| To be done |
Work out how many lines in the data hold the word "Weapon", and reply with that number only.

BEGIN Data rows

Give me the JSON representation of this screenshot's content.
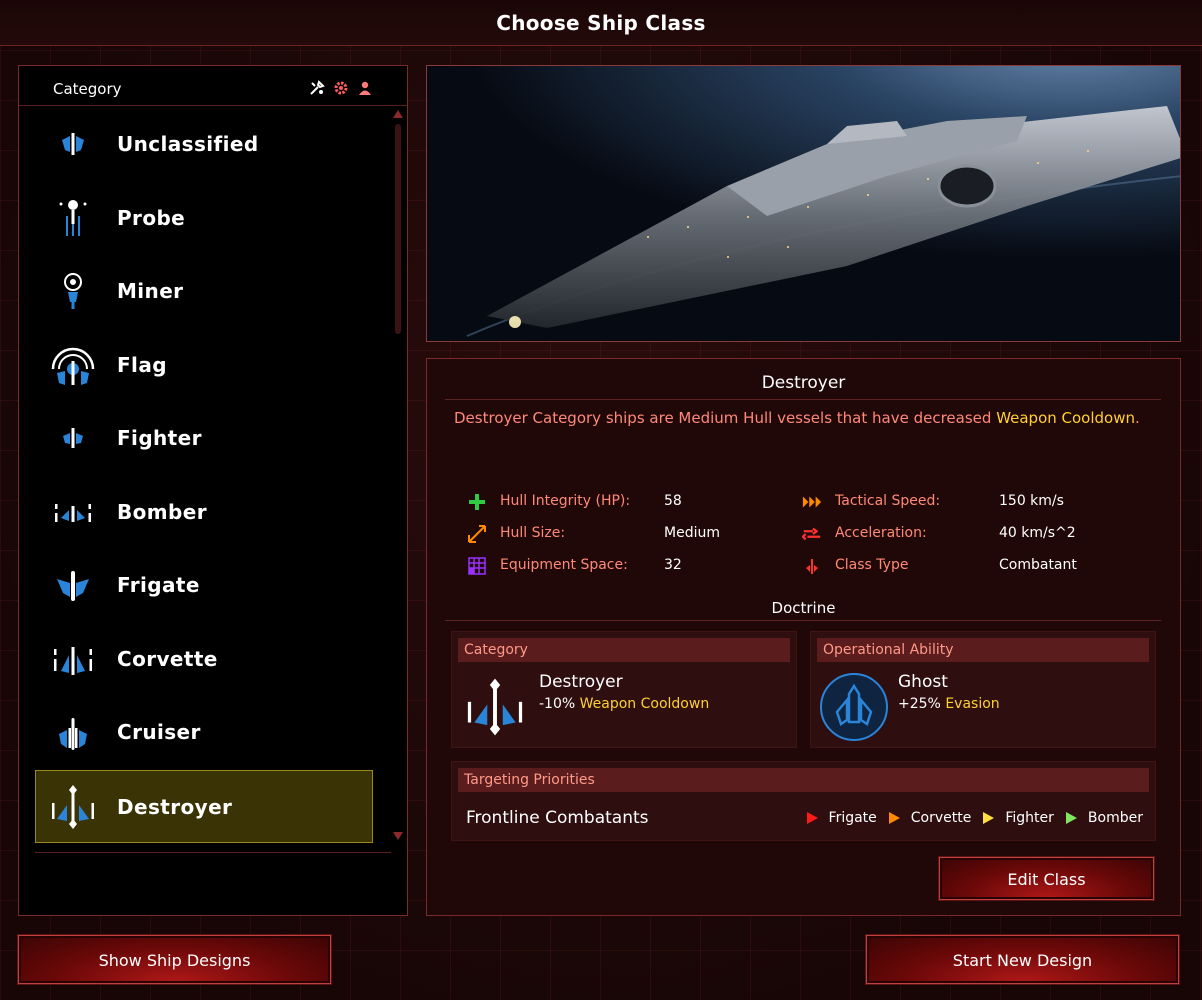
{
  "window": {
    "title": "Choose Ship Class"
  },
  "category_list": {
    "header": "Category",
    "header_icons": [
      "tools-icon",
      "gear-icon",
      "person-icon"
    ],
    "items": [
      {
        "label": "Unclassified"
      },
      {
        "label": "Probe"
      },
      {
        "label": "Miner"
      },
      {
        "label": "Flag"
      },
      {
        "label": "Fighter"
      },
      {
        "label": "Bomber"
      },
      {
        "label": "Frigate"
      },
      {
        "label": "Corvette"
      },
      {
        "label": "Cruiser"
      },
      {
        "label": "Destroyer",
        "selected": true
      }
    ]
  },
  "details": {
    "name": "Destroyer",
    "description_pre": "Destroyer Category ships are Medium Hull vessels that have decreased ",
    "description_highlight": "Weapon Cooldown",
    "description_post": ".",
    "stats": {
      "hull_integrity": {
        "label": "Hull Integrity (HP):",
        "value": "58",
        "icon": "plus-icon",
        "color": "#2ecc40"
      },
      "hull_size": {
        "label": "Hull Size:",
        "value": "Medium",
        "icon": "resize-icon",
        "color": "#ff8a00"
      },
      "equipment_space": {
        "label": "Equipment Space:",
        "value": "32",
        "icon": "grid-icon",
        "color": "#9b30ff"
      },
      "tactical_speed": {
        "label": "Tactical Speed:",
        "value": "150 km/s",
        "icon": "speed-arrows-icon",
        "color": "#ff8a00"
      },
      "acceleration": {
        "label": "Acceleration:",
        "value": "40 km/s^2",
        "icon": "acceleration-icon",
        "color": "#ff3030"
      },
      "class_type": {
        "label": "Class Type",
        "value": "Combatant",
        "icon": "ship-class-icon",
        "color": "#ff3030"
      }
    },
    "doctrine": {
      "title": "Doctrine",
      "category": {
        "header": "Category",
        "name": "Destroyer",
        "effect_value": "-10%",
        "effect_stat": "Weapon Cooldown"
      },
      "operational_ability": {
        "header": "Operational Ability",
        "name": "Ghost",
        "effect_value": "+25%",
        "effect_stat": "Evasion"
      },
      "targeting": {
        "header": "Targeting Priorities",
        "label": "Frontline Combatants",
        "priorities": [
          {
            "name": "Frigate",
            "color": "#ff1a1a"
          },
          {
            "name": "Corvette",
            "color": "#ff8a00"
          },
          {
            "name": "Fighter",
            "color": "#ffe040"
          },
          {
            "name": "Bomber",
            "color": "#7ee860"
          }
        ]
      }
    }
  },
  "buttons": {
    "edit_class": "Edit Class",
    "show_designs": "Show Ship Designs",
    "start_design": "Start New Design"
  }
}
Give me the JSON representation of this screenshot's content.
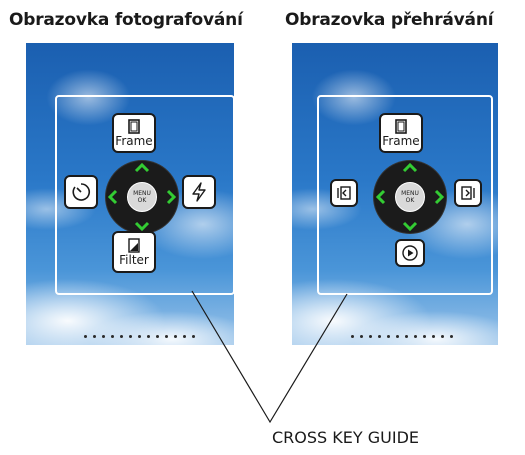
{
  "titles": {
    "shooting": "Obrazovka fotografování",
    "playback": "Obrazovka přehrávání"
  },
  "shooting_keys": {
    "top": {
      "icon": "frame-icon",
      "label": "Frame"
    },
    "left": {
      "icon": "self-timer-icon"
    },
    "right": {
      "icon": "flash-icon"
    },
    "bottom": {
      "icon": "filter-icon",
      "label": "Filter"
    }
  },
  "playback_keys": {
    "top": {
      "icon": "frame-icon",
      "label": "Frame"
    },
    "left": {
      "icon": "previous-image-icon"
    },
    "right": {
      "icon": "next-image-icon"
    },
    "bottom": {
      "icon": "play-icon"
    }
  },
  "dial": {
    "line1": "MENU",
    "line2": "OK"
  },
  "caption": "CROSS KEY GUIDE",
  "colors": {
    "arrow": "#33cc33",
    "dial": "#1b1b1b",
    "sky": "#2a78c8"
  }
}
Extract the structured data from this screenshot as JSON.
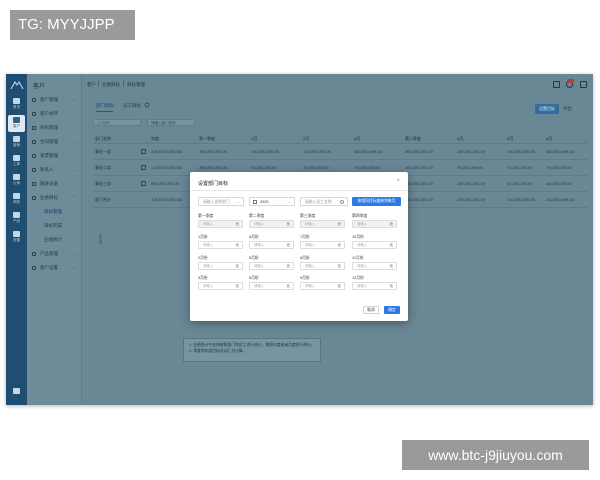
{
  "watermarks": {
    "top": "TG: MYYJJPP",
    "bottom": "www.btc-j9jiuyou.com"
  },
  "sidebar": {
    "items": [
      {
        "label": "首页",
        "icon": "home-icon"
      },
      {
        "label": "客户",
        "icon": "customer-icon",
        "active": true
      },
      {
        "label": "营销",
        "icon": "marketing-icon"
      },
      {
        "label": "工单",
        "icon": "ticket-icon"
      },
      {
        "label": "公海",
        "icon": "pool-icon"
      },
      {
        "label": "采购",
        "icon": "purchase-icon"
      },
      {
        "label": "产品",
        "icon": "product-icon"
      },
      {
        "label": "设置",
        "icon": "settings-icon"
      }
    ]
  },
  "menu": {
    "title": "客户",
    "items": [
      {
        "label": "客户管理",
        "expandable": true
      },
      {
        "label": "客户关怀",
        "expandable": false
      },
      {
        "label": "商机管理",
        "expandable": false
      },
      {
        "label": "合同管理",
        "expandable": true
      },
      {
        "label": "发票管理",
        "expandable": false
      },
      {
        "label": "联系人",
        "expandable": true
      },
      {
        "label": "跟进记录",
        "expandable": false
      },
      {
        "label": "业绩目标",
        "expandable": true,
        "open": true
      }
    ],
    "subitems": [
      {
        "label": "目标管理",
        "active": true
      },
      {
        "label": "目标完成",
        "active": false
      },
      {
        "label": "业绩统计",
        "active": false
      }
    ],
    "items_after": [
      {
        "label": "产品管理",
        "expandable": true
      },
      {
        "label": "客户设置",
        "expandable": true
      }
    ]
  },
  "breadcrumb": [
    "客户",
    "业绩目标",
    "目标管理"
  ],
  "tabs": [
    {
      "label": "部门目标",
      "active": true
    },
    {
      "label": "员工目标",
      "active": false
    }
  ],
  "actions": {
    "set_target": "设置目标",
    "export": "导出"
  },
  "filters": {
    "year": "2025",
    "department": "请输入部门名称"
  },
  "table": {
    "columns": [
      "部门名称",
      "年度",
      "第一季度",
      "1月",
      "2月",
      "3月",
      "第二季度",
      "4月",
      "5月",
      "6月"
    ],
    "rows": [
      [
        "事业一部",
        "3,000,000,000.00",
        "300,000,000.00",
        "100,000,000.00",
        "100,000,000.00",
        "100,000,000.00",
        "300,000,000.00",
        "100,000,000.00",
        "100,000,000.00",
        "100,000,000.00"
      ],
      [
        "事业二部",
        "1,000,000,000.00",
        "300,000,000.00",
        "70,000,000.00",
        "70,000,000.00",
        "70,000,000.00",
        "100,000,000.00",
        "70,000,000.00",
        "70,000,000.00",
        "70,000,000.00"
      ],
      [
        "事业三部",
        "500,000,000.00",
        "100,000,000.00",
        "40,000,000.00",
        "40,000,000.00",
        "40,000,000.00",
        "300,000,000.00",
        "100,000,000.00",
        "40,000,000.00",
        "40,000,000.00"
      ],
      [
        "部门合计",
        "4,500,000,000.00",
        "700,000,000.00",
        "210,000,000.00",
        "210,000,000.00",
        "210,000,000.00",
        "700,000,000.00",
        "270,000,000.00",
        "210,000,000.00",
        "210,000,000.00"
      ]
    ]
  },
  "hint": {
    "lines": [
      "1. 业绩统计中支持按照部门和员工进行统计，按照年度或者月度进行统计。",
      "2. 季度和年度目标自动汇总计算。"
    ]
  },
  "modal": {
    "title": "设置部门目标",
    "close": "×",
    "department_placeholder": "请输入选择部门",
    "year": "2025",
    "employee_placeholder": "请输入员工名称",
    "copy_button": "按相同目标复制到每月",
    "fields": [
      {
        "label": "第一季度",
        "placeholder": "请输入",
        "unit": "元",
        "shaded": true
      },
      {
        "label": "第二季度",
        "placeholder": "请输入",
        "unit": "元",
        "shaded": true
      },
      {
        "label": "第三季度",
        "placeholder": "请输入",
        "unit": "元",
        "shaded": true
      },
      {
        "label": "第四季度",
        "placeholder": "请输入",
        "unit": "元",
        "shaded": true
      },
      {
        "label": "1月份",
        "placeholder": "请输入",
        "unit": "元"
      },
      {
        "label": "4月份",
        "placeholder": "请输入",
        "unit": "元"
      },
      {
        "label": "7月份",
        "placeholder": "请输入",
        "unit": "元"
      },
      {
        "label": "10月份",
        "placeholder": "请输入",
        "unit": "元"
      },
      {
        "label": "2月份",
        "placeholder": "请输入",
        "unit": "元"
      },
      {
        "label": "5月份",
        "placeholder": "请输入",
        "unit": "元"
      },
      {
        "label": "8月份",
        "placeholder": "请输入",
        "unit": "元"
      },
      {
        "label": "11月份",
        "placeholder": "请输入",
        "unit": "元"
      },
      {
        "label": "3月份",
        "placeholder": "请输入",
        "unit": "元"
      },
      {
        "label": "6月份",
        "placeholder": "请输入",
        "unit": "元"
      },
      {
        "label": "9月份",
        "placeholder": "请输入",
        "unit": "元"
      },
      {
        "label": "12月份",
        "placeholder": "请输入",
        "unit": "元"
      }
    ],
    "cancel": "取消",
    "ok": "确定"
  }
}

END Data rows

| Final result |
2